Figure collection entries
+---+
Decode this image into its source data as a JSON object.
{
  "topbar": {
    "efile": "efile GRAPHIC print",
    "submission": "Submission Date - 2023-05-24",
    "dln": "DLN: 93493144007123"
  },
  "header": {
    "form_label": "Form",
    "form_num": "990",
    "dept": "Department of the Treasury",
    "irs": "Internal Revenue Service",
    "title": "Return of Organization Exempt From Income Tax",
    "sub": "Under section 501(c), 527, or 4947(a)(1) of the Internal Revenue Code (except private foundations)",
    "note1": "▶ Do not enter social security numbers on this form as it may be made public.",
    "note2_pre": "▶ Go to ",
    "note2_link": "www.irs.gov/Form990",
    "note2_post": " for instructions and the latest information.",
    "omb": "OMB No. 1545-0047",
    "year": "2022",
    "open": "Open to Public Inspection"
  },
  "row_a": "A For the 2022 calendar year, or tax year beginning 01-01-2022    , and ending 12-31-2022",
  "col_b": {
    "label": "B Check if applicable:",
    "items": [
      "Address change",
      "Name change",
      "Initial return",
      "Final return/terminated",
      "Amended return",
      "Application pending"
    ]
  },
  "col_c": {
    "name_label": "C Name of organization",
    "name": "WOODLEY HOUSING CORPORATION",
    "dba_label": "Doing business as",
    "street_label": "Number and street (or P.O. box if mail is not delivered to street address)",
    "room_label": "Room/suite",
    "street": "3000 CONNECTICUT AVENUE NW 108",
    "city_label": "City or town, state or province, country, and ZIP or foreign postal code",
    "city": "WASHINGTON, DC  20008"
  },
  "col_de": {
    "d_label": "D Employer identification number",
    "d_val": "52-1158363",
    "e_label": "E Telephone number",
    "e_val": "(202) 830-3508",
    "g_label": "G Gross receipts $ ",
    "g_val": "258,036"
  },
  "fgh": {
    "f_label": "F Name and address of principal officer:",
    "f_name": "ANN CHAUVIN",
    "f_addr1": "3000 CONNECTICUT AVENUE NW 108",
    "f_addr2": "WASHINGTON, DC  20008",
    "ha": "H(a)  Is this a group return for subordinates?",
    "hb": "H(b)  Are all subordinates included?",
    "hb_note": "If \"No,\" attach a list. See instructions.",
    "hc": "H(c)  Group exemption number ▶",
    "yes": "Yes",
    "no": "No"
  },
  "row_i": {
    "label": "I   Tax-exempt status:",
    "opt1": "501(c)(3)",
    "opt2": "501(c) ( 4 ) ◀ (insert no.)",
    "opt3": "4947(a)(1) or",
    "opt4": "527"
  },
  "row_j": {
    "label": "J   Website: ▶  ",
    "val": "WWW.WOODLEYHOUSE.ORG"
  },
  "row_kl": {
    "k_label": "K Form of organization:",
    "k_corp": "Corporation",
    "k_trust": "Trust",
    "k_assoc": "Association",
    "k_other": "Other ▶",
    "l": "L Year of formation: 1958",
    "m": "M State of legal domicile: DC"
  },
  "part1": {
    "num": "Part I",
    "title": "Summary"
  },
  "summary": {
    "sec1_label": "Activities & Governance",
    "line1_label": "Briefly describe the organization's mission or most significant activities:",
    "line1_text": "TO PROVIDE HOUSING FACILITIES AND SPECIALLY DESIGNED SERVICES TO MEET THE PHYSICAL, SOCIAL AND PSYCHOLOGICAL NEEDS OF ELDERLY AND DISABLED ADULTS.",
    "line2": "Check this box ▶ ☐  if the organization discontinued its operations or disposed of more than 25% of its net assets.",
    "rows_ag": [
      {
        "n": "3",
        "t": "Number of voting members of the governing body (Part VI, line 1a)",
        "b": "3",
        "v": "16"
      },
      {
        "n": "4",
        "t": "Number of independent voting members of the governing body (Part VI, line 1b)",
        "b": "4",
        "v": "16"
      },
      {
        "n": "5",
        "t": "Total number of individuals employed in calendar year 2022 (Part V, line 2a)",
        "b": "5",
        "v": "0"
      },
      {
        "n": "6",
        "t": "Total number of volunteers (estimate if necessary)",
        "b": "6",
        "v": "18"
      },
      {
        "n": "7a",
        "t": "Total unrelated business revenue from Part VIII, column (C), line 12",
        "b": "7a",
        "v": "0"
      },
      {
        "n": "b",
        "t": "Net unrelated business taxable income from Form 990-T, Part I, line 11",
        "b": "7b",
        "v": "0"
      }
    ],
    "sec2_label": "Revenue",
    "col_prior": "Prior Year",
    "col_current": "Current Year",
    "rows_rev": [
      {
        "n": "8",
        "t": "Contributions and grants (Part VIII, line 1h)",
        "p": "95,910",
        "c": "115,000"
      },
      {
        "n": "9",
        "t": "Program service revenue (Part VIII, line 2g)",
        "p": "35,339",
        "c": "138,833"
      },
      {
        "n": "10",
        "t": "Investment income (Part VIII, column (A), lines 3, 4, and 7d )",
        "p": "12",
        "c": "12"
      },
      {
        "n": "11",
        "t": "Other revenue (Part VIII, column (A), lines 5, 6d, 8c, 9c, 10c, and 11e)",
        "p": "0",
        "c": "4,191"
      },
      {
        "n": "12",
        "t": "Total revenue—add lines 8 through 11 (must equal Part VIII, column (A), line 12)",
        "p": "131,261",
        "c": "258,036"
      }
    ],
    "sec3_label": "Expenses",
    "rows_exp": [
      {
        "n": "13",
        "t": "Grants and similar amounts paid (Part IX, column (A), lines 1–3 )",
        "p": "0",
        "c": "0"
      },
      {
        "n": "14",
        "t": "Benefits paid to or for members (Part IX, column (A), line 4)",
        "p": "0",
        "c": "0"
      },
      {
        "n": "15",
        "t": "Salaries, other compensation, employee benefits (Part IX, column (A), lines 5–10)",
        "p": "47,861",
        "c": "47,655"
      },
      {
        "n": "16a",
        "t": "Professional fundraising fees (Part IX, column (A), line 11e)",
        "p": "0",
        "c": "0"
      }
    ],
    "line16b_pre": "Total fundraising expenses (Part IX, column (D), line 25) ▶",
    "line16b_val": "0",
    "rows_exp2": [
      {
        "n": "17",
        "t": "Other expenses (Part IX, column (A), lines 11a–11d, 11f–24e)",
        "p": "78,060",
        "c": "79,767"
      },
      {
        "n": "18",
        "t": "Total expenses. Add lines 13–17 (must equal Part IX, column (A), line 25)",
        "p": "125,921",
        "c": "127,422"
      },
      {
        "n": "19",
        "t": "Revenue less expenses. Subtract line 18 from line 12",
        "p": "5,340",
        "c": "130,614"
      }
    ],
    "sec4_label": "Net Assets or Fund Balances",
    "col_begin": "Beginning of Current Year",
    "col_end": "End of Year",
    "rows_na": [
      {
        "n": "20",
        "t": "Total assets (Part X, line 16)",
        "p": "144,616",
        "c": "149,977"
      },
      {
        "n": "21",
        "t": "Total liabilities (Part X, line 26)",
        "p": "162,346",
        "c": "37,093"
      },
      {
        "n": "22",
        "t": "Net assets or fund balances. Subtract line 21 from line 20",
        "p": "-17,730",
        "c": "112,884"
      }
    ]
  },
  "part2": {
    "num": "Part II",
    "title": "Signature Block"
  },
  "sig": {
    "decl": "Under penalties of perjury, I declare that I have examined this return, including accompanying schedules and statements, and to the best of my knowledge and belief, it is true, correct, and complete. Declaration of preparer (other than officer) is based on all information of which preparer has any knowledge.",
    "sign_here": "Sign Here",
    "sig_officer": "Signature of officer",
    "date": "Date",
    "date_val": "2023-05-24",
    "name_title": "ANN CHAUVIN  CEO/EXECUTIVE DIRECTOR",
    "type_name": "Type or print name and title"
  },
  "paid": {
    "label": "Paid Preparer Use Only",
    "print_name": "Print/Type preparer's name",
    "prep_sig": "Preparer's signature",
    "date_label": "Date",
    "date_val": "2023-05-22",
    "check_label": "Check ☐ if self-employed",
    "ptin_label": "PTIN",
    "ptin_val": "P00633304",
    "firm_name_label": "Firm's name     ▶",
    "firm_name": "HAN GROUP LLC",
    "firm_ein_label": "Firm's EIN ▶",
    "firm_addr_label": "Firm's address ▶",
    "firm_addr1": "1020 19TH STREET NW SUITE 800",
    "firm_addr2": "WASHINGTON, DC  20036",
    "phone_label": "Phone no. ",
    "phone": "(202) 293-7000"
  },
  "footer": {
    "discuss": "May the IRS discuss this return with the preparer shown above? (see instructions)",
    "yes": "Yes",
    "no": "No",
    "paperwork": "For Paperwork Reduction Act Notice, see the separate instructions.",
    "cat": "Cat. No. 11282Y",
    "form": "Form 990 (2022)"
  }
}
+---+
» **WRITTEN REQUEST**: Scan the listing above. Gather each line that contains the word "CONNECTICUT".

» **TASK RESULT**:
    "street": "3000 CONNECTICUT AVENUE NW 108",
    "f_addr1": "3000 CONNECTICUT AVENUE NW 108",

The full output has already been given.